RECORD SET.
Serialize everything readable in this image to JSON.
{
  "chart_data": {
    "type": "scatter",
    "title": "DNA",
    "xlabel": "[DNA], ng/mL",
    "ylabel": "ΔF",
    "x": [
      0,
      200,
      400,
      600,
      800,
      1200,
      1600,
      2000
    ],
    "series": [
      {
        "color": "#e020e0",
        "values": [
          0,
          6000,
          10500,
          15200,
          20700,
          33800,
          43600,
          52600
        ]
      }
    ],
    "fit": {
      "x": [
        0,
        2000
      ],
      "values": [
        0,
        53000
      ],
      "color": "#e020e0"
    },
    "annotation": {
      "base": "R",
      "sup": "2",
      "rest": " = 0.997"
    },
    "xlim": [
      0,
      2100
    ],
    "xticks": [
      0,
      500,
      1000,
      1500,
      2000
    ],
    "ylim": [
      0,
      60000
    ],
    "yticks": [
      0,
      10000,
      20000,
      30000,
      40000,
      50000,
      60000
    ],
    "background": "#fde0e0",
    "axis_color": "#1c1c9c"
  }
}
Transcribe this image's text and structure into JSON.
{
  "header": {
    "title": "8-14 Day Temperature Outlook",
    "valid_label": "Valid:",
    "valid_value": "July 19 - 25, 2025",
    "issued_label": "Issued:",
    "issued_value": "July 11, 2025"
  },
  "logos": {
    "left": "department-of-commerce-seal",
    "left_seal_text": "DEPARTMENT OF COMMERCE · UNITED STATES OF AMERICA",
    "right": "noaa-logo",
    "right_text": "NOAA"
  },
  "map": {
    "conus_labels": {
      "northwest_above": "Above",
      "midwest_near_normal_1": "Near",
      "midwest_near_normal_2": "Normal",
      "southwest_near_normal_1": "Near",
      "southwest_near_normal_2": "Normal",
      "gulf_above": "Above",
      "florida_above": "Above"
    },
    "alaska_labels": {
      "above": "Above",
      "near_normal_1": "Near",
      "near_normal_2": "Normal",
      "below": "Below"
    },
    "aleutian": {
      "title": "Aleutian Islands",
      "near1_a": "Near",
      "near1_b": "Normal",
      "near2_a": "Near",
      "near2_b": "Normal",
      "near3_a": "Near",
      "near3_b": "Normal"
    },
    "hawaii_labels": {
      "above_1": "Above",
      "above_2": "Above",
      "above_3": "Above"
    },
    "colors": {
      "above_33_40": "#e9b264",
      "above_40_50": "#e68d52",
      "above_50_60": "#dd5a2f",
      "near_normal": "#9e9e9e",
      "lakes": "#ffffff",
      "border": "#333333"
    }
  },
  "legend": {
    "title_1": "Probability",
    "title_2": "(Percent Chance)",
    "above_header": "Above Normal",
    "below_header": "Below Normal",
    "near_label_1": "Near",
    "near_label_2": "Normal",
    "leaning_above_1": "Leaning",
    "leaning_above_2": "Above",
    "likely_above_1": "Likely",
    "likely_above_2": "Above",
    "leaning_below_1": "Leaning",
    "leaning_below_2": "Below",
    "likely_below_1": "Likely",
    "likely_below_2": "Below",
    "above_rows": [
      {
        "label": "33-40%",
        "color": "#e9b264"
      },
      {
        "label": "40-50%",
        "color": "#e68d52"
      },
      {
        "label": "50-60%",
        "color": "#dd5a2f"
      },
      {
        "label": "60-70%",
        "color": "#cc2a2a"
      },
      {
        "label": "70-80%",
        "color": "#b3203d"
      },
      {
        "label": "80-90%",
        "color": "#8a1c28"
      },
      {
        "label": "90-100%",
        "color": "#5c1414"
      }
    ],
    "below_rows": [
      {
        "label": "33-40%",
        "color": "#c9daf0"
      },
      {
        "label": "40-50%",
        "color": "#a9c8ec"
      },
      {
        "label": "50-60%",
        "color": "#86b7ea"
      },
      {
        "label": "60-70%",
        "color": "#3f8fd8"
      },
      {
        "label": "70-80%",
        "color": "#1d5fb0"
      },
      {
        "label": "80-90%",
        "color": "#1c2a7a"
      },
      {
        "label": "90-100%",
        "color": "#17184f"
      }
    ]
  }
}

DIRECTIVE. Look through the entries above and report each line where the string "this" occurs.

EXERCISE RESPONSE.
Serialize everything readable in this image to JSON.
Transcribe this image's text and structure into JSON.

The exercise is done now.